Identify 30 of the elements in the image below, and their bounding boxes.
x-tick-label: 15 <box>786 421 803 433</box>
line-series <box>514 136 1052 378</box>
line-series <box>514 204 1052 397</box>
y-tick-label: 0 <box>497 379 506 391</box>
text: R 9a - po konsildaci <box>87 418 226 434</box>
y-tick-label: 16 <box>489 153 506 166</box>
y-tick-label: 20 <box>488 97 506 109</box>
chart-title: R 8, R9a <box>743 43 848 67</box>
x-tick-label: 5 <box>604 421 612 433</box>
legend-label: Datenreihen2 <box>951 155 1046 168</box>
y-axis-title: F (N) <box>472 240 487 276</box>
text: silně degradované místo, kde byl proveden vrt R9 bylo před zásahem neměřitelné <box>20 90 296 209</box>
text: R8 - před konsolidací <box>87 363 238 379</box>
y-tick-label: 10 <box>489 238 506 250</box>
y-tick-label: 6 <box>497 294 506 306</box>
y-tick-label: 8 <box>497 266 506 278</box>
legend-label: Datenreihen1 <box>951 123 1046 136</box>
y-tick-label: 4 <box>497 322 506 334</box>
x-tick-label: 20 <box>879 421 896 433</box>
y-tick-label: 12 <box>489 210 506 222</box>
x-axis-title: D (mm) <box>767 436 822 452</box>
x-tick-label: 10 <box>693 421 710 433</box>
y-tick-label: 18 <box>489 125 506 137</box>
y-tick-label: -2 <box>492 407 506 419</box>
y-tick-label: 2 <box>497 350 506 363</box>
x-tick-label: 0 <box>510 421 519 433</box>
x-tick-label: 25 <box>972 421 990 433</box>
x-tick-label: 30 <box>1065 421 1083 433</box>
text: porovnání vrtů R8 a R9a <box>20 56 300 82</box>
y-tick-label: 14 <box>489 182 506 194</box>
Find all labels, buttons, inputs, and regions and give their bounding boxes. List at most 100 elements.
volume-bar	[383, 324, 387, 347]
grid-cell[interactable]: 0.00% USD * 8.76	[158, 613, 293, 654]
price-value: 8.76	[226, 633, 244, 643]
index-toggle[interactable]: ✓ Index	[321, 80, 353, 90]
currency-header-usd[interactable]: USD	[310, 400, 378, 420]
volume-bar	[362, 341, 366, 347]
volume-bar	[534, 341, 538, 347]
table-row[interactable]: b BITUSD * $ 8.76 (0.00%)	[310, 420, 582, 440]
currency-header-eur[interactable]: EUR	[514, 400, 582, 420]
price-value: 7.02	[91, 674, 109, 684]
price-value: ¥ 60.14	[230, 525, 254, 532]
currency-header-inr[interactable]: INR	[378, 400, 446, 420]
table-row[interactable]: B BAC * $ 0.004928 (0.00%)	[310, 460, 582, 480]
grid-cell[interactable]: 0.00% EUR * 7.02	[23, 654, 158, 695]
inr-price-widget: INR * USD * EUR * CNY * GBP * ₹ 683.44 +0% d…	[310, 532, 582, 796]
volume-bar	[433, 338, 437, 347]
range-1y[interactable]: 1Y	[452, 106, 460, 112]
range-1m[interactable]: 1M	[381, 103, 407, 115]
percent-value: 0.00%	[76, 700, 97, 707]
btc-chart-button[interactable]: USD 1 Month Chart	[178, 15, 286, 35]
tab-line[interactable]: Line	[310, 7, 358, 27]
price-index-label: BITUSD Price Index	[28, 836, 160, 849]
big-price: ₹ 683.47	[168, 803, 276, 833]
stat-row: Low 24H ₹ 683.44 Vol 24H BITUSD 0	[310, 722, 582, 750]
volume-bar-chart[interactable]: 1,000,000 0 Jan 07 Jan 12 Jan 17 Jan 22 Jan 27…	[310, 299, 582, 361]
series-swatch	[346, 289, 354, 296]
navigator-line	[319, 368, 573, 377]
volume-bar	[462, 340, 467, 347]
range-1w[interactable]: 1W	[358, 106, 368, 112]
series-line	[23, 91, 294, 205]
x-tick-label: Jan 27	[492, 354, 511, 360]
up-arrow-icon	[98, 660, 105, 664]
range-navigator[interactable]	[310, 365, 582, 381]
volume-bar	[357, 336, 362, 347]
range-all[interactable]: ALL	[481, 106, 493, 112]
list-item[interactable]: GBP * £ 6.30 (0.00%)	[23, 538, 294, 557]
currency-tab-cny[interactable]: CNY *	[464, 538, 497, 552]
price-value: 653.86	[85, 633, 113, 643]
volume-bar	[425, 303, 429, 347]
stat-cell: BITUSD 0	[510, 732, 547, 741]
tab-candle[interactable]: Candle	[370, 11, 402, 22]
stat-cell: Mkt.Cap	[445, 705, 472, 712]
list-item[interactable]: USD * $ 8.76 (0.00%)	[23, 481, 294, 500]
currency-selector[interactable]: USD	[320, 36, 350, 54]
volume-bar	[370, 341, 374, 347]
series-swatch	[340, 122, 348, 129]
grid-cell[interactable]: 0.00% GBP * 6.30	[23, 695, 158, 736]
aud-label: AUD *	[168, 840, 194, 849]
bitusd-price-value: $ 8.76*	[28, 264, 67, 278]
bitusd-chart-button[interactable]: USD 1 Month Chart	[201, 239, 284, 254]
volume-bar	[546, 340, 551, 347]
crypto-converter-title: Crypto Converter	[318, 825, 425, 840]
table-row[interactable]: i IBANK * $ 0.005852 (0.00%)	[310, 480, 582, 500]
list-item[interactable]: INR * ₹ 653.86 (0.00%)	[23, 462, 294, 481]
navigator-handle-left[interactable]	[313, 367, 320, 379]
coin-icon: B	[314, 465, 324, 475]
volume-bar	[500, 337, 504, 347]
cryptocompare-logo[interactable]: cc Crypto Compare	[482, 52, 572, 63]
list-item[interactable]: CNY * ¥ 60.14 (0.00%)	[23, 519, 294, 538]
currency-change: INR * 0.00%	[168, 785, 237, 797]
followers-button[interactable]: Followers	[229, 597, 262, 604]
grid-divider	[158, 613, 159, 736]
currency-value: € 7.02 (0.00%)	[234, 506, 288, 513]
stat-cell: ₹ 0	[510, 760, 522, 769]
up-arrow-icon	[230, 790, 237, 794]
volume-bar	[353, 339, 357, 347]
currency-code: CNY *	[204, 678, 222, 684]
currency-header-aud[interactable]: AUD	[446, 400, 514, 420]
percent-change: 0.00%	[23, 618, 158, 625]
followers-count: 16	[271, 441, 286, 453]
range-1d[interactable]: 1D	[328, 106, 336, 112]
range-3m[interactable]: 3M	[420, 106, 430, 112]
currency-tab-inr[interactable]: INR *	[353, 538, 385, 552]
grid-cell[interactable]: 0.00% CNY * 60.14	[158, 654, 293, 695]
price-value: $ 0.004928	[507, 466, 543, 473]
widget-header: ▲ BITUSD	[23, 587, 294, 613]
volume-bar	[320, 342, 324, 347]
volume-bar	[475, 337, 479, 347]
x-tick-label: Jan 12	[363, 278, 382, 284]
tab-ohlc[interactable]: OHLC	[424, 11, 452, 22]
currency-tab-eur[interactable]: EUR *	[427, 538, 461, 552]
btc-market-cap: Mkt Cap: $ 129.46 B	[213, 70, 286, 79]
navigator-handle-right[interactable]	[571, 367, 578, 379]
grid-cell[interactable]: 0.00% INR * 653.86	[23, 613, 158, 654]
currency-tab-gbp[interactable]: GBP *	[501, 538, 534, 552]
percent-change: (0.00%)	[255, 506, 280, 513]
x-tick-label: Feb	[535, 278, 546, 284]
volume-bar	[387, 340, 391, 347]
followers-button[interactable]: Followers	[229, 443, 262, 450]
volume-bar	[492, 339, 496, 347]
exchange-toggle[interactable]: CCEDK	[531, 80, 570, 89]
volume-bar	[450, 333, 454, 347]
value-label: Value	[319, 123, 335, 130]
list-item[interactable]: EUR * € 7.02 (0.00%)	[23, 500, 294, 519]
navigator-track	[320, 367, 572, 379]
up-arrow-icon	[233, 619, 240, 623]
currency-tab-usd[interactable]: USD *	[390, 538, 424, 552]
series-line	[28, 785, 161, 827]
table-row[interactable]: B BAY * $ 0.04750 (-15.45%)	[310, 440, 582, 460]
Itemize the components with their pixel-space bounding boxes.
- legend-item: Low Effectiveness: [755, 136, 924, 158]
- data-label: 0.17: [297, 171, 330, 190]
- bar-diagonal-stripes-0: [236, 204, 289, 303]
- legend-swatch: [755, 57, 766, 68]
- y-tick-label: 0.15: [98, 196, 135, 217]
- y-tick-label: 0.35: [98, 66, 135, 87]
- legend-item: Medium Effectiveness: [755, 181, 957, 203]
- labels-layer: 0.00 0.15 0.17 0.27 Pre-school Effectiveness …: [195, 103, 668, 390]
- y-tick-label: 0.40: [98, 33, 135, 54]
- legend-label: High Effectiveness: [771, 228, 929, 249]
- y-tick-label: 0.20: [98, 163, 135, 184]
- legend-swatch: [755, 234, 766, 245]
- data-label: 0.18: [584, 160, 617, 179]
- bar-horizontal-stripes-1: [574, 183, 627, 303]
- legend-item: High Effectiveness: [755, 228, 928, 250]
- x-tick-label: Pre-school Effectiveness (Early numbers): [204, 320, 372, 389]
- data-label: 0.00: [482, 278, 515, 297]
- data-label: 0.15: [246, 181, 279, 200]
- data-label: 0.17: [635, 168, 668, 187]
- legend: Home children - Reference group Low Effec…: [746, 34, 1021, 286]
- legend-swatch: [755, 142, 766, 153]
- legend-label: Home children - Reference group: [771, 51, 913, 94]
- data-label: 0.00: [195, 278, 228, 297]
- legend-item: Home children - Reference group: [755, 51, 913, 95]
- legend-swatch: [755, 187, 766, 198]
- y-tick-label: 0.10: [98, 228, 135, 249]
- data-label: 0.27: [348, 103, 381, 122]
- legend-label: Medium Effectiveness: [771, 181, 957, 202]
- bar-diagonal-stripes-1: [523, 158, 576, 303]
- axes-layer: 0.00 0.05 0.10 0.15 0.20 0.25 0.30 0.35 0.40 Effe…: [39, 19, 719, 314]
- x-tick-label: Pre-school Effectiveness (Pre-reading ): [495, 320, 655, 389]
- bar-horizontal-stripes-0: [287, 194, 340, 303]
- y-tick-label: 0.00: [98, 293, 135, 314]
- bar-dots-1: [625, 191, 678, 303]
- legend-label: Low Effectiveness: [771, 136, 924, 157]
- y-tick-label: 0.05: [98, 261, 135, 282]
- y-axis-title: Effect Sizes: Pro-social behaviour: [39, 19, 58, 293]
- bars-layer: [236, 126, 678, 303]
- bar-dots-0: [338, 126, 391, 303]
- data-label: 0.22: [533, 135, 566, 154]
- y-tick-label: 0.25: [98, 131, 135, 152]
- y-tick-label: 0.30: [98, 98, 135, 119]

__________

→ **GIVEN PROBLEM**
Reproduce verbatim the items from the very first line through the line containing "y-tick-label: 20 <box>488 97 506 109</box>", including both of those lines.

→ **RESPONSE BELOW**
Identify 30 of the elements in the image below, and their bounding boxes.
x-tick-label: 15 <box>786 421 803 433</box>
line-series <box>514 136 1052 378</box>
line-series <box>514 204 1052 397</box>
y-tick-label: 0 <box>497 379 506 391</box>
text: R 9a - po konsildaci <box>87 418 226 434</box>
y-tick-label: 16 <box>489 153 506 166</box>
y-tick-label: 20 <box>488 97 506 109</box>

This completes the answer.